→ **Raw records**:
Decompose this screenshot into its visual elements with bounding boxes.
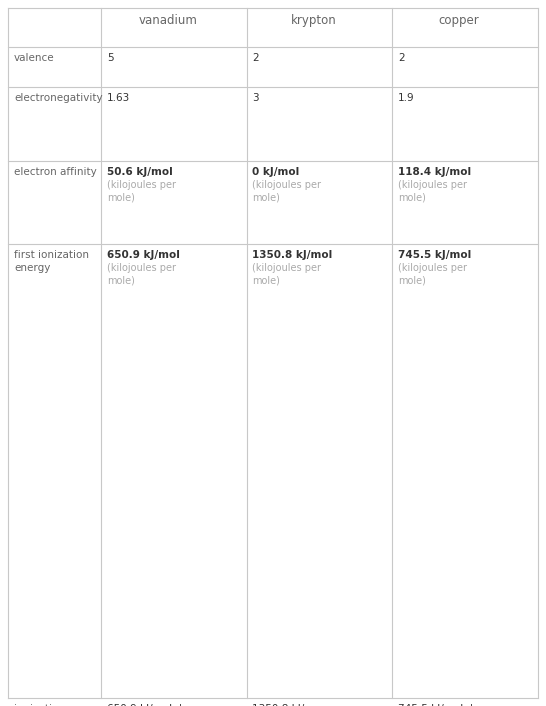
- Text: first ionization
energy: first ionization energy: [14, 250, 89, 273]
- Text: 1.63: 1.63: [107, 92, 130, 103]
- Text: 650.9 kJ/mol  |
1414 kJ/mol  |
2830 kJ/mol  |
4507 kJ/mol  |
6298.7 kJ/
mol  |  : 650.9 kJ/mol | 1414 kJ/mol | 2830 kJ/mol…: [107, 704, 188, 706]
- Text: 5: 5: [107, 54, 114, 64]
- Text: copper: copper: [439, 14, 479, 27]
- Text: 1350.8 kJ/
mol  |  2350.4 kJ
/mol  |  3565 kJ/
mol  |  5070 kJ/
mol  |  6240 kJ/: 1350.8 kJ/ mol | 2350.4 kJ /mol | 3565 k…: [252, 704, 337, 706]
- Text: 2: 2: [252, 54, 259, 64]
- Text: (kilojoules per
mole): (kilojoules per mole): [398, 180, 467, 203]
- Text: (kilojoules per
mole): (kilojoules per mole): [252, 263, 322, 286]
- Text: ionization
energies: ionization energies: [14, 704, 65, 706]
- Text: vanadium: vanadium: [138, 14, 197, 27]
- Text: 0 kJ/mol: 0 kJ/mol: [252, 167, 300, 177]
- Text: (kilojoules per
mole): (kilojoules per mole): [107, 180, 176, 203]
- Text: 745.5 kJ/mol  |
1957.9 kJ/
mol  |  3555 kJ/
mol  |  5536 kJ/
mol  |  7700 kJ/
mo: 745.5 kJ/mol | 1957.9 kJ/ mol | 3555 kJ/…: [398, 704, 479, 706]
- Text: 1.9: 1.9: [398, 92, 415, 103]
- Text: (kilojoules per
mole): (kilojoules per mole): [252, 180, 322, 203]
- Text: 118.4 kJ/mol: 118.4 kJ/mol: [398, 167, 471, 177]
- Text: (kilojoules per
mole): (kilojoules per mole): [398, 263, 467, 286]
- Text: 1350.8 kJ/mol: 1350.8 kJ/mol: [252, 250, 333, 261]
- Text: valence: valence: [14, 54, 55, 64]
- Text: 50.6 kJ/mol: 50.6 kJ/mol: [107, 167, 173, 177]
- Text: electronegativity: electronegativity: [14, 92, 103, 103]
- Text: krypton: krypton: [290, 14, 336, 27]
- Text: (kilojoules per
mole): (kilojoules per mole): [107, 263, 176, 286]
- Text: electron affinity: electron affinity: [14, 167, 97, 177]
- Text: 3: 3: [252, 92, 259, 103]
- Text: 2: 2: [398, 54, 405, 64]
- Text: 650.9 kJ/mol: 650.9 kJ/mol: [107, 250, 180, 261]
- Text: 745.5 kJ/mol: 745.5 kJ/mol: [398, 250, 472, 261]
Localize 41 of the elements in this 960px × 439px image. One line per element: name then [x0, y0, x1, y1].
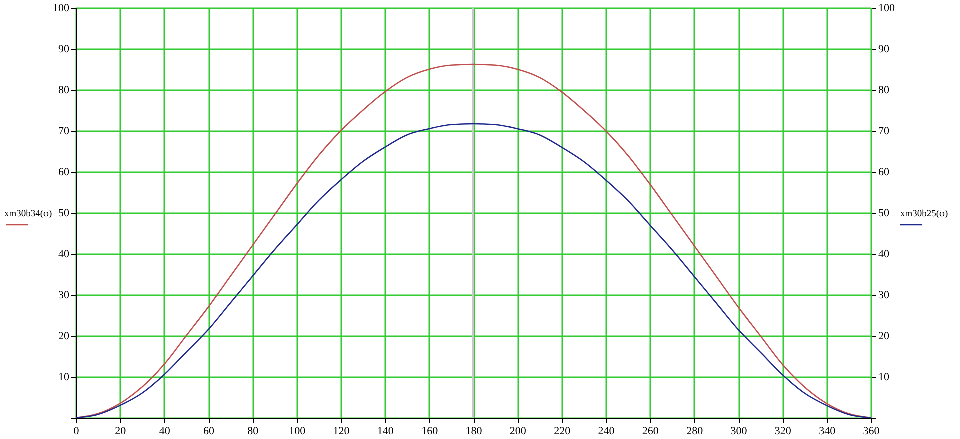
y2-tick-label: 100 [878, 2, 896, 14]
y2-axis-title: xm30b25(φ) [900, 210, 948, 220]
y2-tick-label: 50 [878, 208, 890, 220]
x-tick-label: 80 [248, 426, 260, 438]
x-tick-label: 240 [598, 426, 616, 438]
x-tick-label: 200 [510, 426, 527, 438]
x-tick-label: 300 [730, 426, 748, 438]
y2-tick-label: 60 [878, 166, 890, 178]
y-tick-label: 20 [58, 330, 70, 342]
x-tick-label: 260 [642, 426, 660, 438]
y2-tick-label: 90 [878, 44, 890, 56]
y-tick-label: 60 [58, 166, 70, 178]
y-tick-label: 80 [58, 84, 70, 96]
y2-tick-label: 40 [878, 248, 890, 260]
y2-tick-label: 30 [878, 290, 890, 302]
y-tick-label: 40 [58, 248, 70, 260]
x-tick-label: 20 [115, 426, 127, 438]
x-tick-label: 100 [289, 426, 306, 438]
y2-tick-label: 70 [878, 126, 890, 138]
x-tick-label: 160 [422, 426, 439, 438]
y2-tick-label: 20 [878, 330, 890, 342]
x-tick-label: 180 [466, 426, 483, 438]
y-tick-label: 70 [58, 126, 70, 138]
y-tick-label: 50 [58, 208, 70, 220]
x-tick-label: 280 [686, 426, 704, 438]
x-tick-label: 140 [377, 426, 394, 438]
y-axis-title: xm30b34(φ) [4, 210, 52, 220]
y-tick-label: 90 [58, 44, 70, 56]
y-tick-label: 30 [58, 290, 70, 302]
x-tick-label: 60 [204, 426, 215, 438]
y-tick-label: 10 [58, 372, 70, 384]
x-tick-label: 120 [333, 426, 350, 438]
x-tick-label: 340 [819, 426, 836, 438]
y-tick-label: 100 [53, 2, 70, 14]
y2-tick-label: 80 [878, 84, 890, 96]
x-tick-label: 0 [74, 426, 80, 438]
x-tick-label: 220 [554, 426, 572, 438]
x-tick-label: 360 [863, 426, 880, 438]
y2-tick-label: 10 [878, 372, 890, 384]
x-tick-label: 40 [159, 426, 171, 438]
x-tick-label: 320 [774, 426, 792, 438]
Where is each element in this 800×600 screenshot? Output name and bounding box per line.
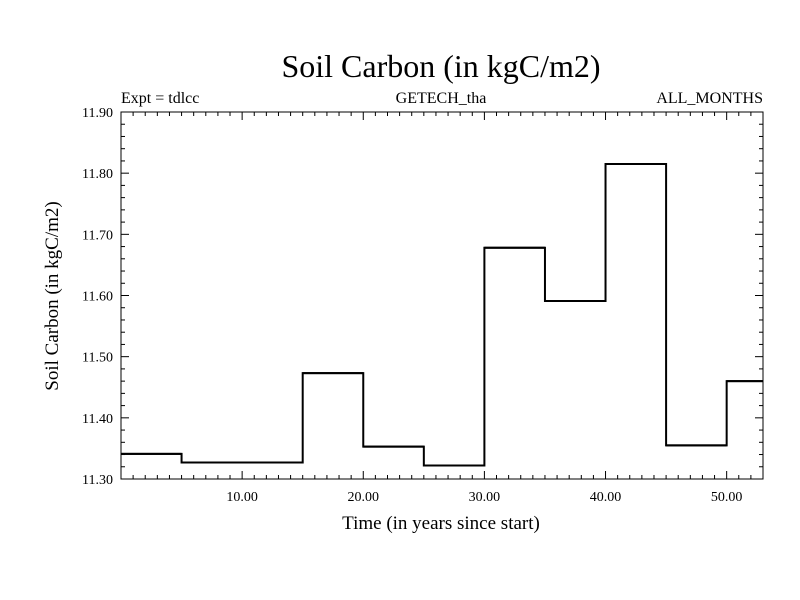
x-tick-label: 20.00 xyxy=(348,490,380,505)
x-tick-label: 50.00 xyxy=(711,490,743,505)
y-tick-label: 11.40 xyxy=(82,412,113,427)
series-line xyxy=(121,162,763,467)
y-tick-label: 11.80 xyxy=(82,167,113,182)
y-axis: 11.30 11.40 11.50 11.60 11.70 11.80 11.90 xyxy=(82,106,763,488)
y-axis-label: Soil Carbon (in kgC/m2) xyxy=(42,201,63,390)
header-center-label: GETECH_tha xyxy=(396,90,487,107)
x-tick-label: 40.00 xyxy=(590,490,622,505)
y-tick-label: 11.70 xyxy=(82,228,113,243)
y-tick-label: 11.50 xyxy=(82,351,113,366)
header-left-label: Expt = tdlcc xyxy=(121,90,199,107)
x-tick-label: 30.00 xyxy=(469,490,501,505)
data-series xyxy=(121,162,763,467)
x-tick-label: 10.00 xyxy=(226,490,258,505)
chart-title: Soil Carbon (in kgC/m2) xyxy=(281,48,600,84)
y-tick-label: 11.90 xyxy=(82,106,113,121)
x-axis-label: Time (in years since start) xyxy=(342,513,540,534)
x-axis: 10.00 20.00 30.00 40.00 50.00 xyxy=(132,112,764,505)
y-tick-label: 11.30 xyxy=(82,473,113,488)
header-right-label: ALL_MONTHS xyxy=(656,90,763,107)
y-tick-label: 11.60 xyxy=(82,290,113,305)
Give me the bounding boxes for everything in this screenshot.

→ **Problem description**: Reproduce every line above verbatim, omitting the pictures.

→ **Complete answer**:
Decompose this screenshot into its visual elements with bounding boxes.
- Text: first ionization
energy: first ionization energy: [14, 250, 89, 273]
- Text: 1.63: 1.63: [107, 92, 130, 103]
- Text: 650.9 kJ/mol  |
1414 kJ/mol  |
2830 kJ/mol  |
4507 kJ/mol  |
6298.7 kJ/
mol  |  : 650.9 kJ/mol | 1414 kJ/mol | 2830 kJ/mol…: [107, 704, 188, 706]
- Text: 5: 5: [107, 54, 114, 64]
- Text: copper: copper: [439, 14, 479, 27]
- Text: 1350.8 kJ/
mol  |  2350.4 kJ
/mol  |  3565 kJ/
mol  |  5070 kJ/
mol  |  6240 kJ/: 1350.8 kJ/ mol | 2350.4 kJ /mol | 3565 k…: [252, 704, 337, 706]
- Text: 2: 2: [252, 54, 259, 64]
- Text: (kilojoules per
mole): (kilojoules per mole): [398, 180, 467, 203]
- Text: (kilojoules per
mole): (kilojoules per mole): [252, 263, 322, 286]
- Text: ionization
energies: ionization energies: [14, 704, 65, 706]
- Text: vanadium: vanadium: [138, 14, 197, 27]
- Text: 0 kJ/mol: 0 kJ/mol: [252, 167, 300, 177]
- Text: (kilojoules per
mole): (kilojoules per mole): [107, 180, 176, 203]
- Text: 745.5 kJ/mol  |
1957.9 kJ/
mol  |  3555 kJ/
mol  |  5536 kJ/
mol  |  7700 kJ/
mo: 745.5 kJ/mol | 1957.9 kJ/ mol | 3555 kJ/…: [398, 704, 479, 706]
- Text: 1.9: 1.9: [398, 92, 415, 103]
- Text: (kilojoules per
mole): (kilojoules per mole): [252, 180, 322, 203]
- Text: 118.4 kJ/mol: 118.4 kJ/mol: [398, 167, 471, 177]
- Text: (kilojoules per
mole): (kilojoules per mole): [398, 263, 467, 286]
- Text: 1350.8 kJ/mol: 1350.8 kJ/mol: [252, 250, 333, 261]
- Text: valence: valence: [14, 54, 55, 64]
- Text: 50.6 kJ/mol: 50.6 kJ/mol: [107, 167, 173, 177]
- Text: electronegativity: electronegativity: [14, 92, 103, 103]
- Text: krypton: krypton: [290, 14, 336, 27]
- Text: (kilojoules per
mole): (kilojoules per mole): [107, 263, 176, 286]
- Text: electron affinity: electron affinity: [14, 167, 97, 177]
- Text: 3: 3: [252, 92, 259, 103]
- Text: 2: 2: [398, 54, 405, 64]
- Text: 650.9 kJ/mol: 650.9 kJ/mol: [107, 250, 180, 261]
- Text: 745.5 kJ/mol: 745.5 kJ/mol: [398, 250, 472, 261]
Localize 41 of the elements in this 960px × 439px image. One line per element: name then [x0, y0, x1, y1].
y2-tick-label: 100 [878, 2, 896, 14]
y2-axis-title: xm30b25(φ) [900, 210, 948, 220]
y2-tick-label: 50 [878, 208, 890, 220]
x-tick-label: 80 [248, 426, 260, 438]
x-tick-label: 240 [598, 426, 616, 438]
x-tick-label: 200 [510, 426, 527, 438]
x-tick-label: 300 [730, 426, 748, 438]
y2-tick-label: 60 [878, 166, 890, 178]
y-tick-label: 20 [58, 330, 70, 342]
x-tick-label: 260 [642, 426, 660, 438]
y2-tick-label: 90 [878, 44, 890, 56]
y-tick-label: 60 [58, 166, 70, 178]
y-tick-label: 80 [58, 84, 70, 96]
y2-tick-label: 40 [878, 248, 890, 260]
y2-tick-label: 30 [878, 290, 890, 302]
y-tick-label: 40 [58, 248, 70, 260]
x-tick-label: 20 [115, 426, 127, 438]
x-tick-label: 100 [289, 426, 306, 438]
y2-tick-label: 70 [878, 126, 890, 138]
x-tick-label: 160 [422, 426, 439, 438]
y2-tick-label: 20 [878, 330, 890, 342]
x-tick-label: 180 [466, 426, 483, 438]
y-tick-label: 70 [58, 126, 70, 138]
y-tick-label: 50 [58, 208, 70, 220]
x-tick-label: 280 [686, 426, 704, 438]
x-tick-label: 140 [377, 426, 394, 438]
y-axis-title: xm30b34(φ) [4, 210, 52, 220]
y-tick-label: 90 [58, 44, 70, 56]
y-tick-label: 30 [58, 290, 70, 302]
x-tick-label: 60 [204, 426, 215, 438]
y-tick-label: 10 [58, 372, 70, 384]
x-tick-label: 120 [333, 426, 350, 438]
x-tick-label: 340 [819, 426, 836, 438]
y-tick-label: 100 [53, 2, 70, 14]
y2-tick-label: 80 [878, 84, 890, 96]
x-tick-label: 0 [74, 426, 80, 438]
x-tick-label: 220 [554, 426, 572, 438]
x-tick-label: 360 [863, 426, 880, 438]
y2-tick-label: 10 [878, 372, 890, 384]
x-tick-label: 40 [159, 426, 171, 438]
x-tick-label: 320 [774, 426, 792, 438]
Where is each element in this 800×600 screenshot? Output name and bounding box per line.
x-tick-label: 20.00 xyxy=(348,490,380,505)
x-tick-label: 50.00 xyxy=(711,490,743,505)
y-tick-label: 11.40 xyxy=(82,412,113,427)
series-line xyxy=(121,162,763,467)
y-tick-label: 11.80 xyxy=(82,167,113,182)
y-axis: 11.30 11.40 11.50 11.60 11.70 11.80 11.90 xyxy=(82,106,763,488)
y-axis-label: Soil Carbon (in kgC/m2) xyxy=(42,201,63,390)
header-center-label: GETECH_tha xyxy=(396,90,487,107)
x-tick-label: 40.00 xyxy=(590,490,622,505)
y-tick-label: 11.70 xyxy=(82,228,113,243)
y-tick-label: 11.50 xyxy=(82,351,113,366)
header-left-label: Expt = tdlcc xyxy=(121,90,199,107)
x-tick-label: 30.00 xyxy=(469,490,501,505)
data-series xyxy=(121,162,763,467)
x-tick-label: 10.00 xyxy=(226,490,258,505)
chart-title: Soil Carbon (in kgC/m2) xyxy=(281,48,600,84)
y-tick-label: 11.90 xyxy=(82,106,113,121)
x-axis-label: Time (in years since start) xyxy=(342,513,540,534)
x-axis: 10.00 20.00 30.00 40.00 50.00 xyxy=(132,112,764,505)
y-tick-label: 11.30 xyxy=(82,473,113,488)
header-right-label: ALL_MONTHS xyxy=(656,90,763,107)
y-tick-label: 11.60 xyxy=(82,290,113,305)
Give me the bounding boxes for everything in this screenshot.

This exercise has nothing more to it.